• [What is being asked]
Extract the lines that hold the string "JSON".

• [Record extracts]
_ _ _ _ _
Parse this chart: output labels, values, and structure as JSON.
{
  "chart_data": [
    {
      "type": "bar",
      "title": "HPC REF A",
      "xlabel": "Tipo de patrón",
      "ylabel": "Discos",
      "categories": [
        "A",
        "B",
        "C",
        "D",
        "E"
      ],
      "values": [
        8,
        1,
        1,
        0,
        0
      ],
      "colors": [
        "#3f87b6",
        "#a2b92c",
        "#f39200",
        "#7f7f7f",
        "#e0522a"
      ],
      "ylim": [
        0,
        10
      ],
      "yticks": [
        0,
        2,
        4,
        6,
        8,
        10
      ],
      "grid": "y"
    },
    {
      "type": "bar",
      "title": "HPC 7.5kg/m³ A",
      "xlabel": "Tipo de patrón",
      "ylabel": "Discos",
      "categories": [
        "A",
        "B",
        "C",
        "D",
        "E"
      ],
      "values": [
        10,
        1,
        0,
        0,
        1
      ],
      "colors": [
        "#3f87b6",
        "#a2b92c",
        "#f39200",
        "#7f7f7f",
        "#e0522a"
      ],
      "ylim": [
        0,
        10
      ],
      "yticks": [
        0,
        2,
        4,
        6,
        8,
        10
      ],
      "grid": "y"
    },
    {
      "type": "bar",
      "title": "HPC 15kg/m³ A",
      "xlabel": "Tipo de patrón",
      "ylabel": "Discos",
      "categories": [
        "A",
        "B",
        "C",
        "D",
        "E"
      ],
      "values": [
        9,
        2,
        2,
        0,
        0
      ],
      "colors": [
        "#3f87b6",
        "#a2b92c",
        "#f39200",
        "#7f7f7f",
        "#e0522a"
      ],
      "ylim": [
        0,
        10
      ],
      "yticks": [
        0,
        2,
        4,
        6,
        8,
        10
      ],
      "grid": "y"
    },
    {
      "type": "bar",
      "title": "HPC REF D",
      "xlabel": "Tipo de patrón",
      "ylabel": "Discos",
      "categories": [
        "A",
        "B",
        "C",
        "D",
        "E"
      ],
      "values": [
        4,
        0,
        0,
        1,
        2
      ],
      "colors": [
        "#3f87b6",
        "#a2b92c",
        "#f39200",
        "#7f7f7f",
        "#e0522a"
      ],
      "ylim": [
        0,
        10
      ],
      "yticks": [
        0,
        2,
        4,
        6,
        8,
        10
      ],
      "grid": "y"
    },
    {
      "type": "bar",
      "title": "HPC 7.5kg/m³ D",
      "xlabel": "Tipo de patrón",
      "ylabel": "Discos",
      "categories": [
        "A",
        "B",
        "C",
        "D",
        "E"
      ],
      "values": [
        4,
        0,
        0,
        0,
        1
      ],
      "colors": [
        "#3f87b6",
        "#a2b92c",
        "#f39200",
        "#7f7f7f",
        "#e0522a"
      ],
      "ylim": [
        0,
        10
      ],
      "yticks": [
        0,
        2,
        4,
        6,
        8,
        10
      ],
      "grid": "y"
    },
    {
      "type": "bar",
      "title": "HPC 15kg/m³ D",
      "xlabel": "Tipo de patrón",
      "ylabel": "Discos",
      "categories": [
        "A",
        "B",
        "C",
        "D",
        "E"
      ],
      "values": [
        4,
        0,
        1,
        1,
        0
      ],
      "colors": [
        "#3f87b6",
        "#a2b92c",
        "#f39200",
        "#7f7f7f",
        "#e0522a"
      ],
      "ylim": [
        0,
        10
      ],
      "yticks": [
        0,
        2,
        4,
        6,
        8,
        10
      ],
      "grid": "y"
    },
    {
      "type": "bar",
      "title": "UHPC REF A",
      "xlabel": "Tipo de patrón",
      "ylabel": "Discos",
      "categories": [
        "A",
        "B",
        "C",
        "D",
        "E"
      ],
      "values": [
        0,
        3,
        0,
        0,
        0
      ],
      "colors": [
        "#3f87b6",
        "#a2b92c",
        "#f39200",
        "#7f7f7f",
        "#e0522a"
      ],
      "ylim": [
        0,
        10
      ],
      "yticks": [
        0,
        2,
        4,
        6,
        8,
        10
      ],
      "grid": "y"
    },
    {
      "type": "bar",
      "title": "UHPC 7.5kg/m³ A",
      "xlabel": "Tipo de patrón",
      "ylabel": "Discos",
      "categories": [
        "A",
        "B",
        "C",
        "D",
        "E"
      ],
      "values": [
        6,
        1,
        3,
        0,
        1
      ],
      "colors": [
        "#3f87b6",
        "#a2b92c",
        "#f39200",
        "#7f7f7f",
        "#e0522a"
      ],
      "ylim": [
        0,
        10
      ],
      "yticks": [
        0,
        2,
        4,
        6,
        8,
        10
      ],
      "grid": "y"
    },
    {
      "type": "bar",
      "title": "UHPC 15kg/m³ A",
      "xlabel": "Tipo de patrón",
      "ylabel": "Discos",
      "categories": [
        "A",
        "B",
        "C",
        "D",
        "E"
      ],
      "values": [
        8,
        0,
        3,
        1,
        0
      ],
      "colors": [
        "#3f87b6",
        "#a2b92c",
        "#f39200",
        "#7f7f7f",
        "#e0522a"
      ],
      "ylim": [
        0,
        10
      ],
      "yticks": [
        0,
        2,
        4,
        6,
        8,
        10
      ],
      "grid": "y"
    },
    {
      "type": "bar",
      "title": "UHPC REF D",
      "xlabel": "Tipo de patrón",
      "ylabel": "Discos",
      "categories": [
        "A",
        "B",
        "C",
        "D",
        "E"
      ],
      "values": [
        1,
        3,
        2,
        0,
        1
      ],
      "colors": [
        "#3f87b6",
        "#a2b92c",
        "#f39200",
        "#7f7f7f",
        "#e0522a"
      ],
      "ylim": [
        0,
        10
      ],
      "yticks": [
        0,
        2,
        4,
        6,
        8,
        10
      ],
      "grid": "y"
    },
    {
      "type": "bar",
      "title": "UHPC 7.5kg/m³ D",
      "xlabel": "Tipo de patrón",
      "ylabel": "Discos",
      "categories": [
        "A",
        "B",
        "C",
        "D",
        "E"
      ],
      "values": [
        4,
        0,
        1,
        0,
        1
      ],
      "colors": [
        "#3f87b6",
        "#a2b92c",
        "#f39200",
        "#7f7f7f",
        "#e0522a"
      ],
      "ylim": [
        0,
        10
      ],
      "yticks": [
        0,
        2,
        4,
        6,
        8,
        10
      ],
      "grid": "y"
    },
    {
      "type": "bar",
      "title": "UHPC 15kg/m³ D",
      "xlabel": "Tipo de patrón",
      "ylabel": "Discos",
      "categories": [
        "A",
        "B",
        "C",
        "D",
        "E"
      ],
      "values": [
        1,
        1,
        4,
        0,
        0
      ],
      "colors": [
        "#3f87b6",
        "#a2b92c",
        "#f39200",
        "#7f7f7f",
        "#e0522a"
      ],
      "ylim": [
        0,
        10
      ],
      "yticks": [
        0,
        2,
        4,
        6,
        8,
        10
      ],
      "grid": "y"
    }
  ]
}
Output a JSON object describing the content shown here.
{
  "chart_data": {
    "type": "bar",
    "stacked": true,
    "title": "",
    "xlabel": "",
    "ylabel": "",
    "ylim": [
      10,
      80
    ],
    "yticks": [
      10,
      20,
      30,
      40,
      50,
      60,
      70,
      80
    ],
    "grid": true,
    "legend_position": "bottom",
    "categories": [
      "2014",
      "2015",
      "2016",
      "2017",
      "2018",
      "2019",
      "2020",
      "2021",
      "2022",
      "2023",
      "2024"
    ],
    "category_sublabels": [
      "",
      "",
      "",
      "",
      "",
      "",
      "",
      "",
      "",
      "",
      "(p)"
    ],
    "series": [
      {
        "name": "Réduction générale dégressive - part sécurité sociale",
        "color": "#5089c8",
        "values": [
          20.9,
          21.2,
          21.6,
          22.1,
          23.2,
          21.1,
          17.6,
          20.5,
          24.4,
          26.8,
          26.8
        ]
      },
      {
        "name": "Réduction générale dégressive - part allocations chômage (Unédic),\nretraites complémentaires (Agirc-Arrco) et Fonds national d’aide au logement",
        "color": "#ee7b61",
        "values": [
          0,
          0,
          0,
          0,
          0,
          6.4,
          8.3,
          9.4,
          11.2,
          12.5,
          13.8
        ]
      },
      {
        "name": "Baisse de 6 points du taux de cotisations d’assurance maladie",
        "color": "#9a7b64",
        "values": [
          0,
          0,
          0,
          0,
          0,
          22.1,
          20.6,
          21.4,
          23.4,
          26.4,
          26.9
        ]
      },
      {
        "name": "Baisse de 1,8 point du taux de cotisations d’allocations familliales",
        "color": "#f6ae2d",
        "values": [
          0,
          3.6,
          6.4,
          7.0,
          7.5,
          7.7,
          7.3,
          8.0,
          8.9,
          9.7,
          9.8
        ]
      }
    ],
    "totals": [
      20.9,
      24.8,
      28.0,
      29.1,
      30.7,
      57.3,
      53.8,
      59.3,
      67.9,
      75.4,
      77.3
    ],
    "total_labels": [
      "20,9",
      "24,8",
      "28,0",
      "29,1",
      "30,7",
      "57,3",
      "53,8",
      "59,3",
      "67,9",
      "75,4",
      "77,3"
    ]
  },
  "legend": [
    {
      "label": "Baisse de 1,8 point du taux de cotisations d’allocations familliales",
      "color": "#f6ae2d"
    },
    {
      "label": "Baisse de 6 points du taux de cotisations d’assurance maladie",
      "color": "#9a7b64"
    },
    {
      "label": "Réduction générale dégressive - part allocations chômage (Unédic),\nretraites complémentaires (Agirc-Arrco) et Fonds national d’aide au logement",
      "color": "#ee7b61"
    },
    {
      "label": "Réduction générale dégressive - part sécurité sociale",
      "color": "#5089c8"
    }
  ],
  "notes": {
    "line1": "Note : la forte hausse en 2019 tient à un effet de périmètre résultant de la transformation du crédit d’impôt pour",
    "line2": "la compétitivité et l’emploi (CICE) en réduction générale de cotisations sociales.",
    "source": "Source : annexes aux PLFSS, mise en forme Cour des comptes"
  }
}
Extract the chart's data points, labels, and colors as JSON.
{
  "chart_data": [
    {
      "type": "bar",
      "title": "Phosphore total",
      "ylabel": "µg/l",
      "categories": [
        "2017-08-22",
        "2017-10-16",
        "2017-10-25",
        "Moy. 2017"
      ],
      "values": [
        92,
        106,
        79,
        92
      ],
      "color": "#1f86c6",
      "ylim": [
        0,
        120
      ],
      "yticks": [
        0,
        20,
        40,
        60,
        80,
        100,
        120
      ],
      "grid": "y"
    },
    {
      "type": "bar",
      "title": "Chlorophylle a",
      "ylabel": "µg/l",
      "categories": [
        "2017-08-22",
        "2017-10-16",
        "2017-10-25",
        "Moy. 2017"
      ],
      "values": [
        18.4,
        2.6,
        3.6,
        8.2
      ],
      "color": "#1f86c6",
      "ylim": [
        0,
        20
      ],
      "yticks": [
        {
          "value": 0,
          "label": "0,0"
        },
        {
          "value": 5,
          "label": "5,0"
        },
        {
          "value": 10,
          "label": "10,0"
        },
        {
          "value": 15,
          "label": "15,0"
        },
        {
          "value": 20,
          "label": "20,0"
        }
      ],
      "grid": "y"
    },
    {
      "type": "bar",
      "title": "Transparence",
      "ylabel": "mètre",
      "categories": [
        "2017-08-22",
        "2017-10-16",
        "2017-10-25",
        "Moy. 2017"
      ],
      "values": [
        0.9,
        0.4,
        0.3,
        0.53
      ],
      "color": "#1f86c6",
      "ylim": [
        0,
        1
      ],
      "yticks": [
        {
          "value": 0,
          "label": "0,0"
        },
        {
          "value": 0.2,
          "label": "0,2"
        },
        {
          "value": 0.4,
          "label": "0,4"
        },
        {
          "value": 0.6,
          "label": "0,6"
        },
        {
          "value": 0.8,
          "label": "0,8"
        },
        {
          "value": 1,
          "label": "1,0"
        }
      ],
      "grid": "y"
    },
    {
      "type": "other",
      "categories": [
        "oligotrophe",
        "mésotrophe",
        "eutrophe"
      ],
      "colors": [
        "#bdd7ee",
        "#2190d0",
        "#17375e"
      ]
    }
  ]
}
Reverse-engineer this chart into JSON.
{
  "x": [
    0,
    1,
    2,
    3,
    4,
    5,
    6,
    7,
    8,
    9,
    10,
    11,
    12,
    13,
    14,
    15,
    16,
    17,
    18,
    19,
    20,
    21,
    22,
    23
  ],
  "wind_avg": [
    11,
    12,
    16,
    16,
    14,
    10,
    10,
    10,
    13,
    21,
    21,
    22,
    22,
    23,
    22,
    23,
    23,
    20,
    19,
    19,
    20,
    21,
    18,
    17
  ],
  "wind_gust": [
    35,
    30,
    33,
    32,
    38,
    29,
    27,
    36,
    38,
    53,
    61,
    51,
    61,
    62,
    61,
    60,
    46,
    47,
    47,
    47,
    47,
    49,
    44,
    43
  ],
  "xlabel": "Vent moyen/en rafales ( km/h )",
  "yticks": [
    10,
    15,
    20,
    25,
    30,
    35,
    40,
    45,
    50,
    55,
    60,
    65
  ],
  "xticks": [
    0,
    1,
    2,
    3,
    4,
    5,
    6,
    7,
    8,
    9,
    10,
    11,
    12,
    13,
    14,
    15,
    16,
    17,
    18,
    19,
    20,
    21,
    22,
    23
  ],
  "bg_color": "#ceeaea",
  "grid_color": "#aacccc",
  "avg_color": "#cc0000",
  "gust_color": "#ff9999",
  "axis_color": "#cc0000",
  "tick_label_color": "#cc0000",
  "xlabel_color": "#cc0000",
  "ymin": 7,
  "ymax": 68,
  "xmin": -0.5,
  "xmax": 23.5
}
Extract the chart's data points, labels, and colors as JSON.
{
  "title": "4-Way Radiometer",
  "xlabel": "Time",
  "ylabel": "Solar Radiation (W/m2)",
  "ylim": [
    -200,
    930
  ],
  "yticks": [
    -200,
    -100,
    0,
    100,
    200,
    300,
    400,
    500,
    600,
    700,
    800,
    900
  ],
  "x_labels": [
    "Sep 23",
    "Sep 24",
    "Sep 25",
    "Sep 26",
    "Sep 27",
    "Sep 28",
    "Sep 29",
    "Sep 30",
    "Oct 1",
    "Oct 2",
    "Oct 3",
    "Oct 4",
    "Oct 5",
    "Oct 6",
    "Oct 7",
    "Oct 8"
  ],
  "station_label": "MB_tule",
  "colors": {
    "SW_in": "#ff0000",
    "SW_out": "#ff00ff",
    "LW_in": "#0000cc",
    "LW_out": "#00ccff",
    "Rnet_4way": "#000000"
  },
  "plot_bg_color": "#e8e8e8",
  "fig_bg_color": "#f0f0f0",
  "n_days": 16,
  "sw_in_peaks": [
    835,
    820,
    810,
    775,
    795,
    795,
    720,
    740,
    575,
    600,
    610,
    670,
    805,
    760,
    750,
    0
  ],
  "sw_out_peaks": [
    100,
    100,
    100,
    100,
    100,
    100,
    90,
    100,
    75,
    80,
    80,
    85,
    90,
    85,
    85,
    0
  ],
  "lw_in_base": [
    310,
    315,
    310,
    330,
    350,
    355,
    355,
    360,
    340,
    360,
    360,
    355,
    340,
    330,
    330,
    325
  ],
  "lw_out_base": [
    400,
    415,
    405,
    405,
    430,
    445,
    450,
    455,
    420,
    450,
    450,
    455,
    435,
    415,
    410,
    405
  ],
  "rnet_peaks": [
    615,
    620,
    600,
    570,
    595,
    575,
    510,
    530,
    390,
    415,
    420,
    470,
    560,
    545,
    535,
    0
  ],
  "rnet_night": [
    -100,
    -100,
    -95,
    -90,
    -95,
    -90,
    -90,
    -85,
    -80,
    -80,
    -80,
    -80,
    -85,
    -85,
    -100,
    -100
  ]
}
_ _ _ _ _
• [Expected answer]
Parse this chart: output labels, values, and structure as JSON.
Output a JSON object describing the content shown here.
Extract the chart's data points, labels, and colors as JSON.
Reverse-engineer this chart into JSON.
Extract the chart's data points, labels, and colors as JSON.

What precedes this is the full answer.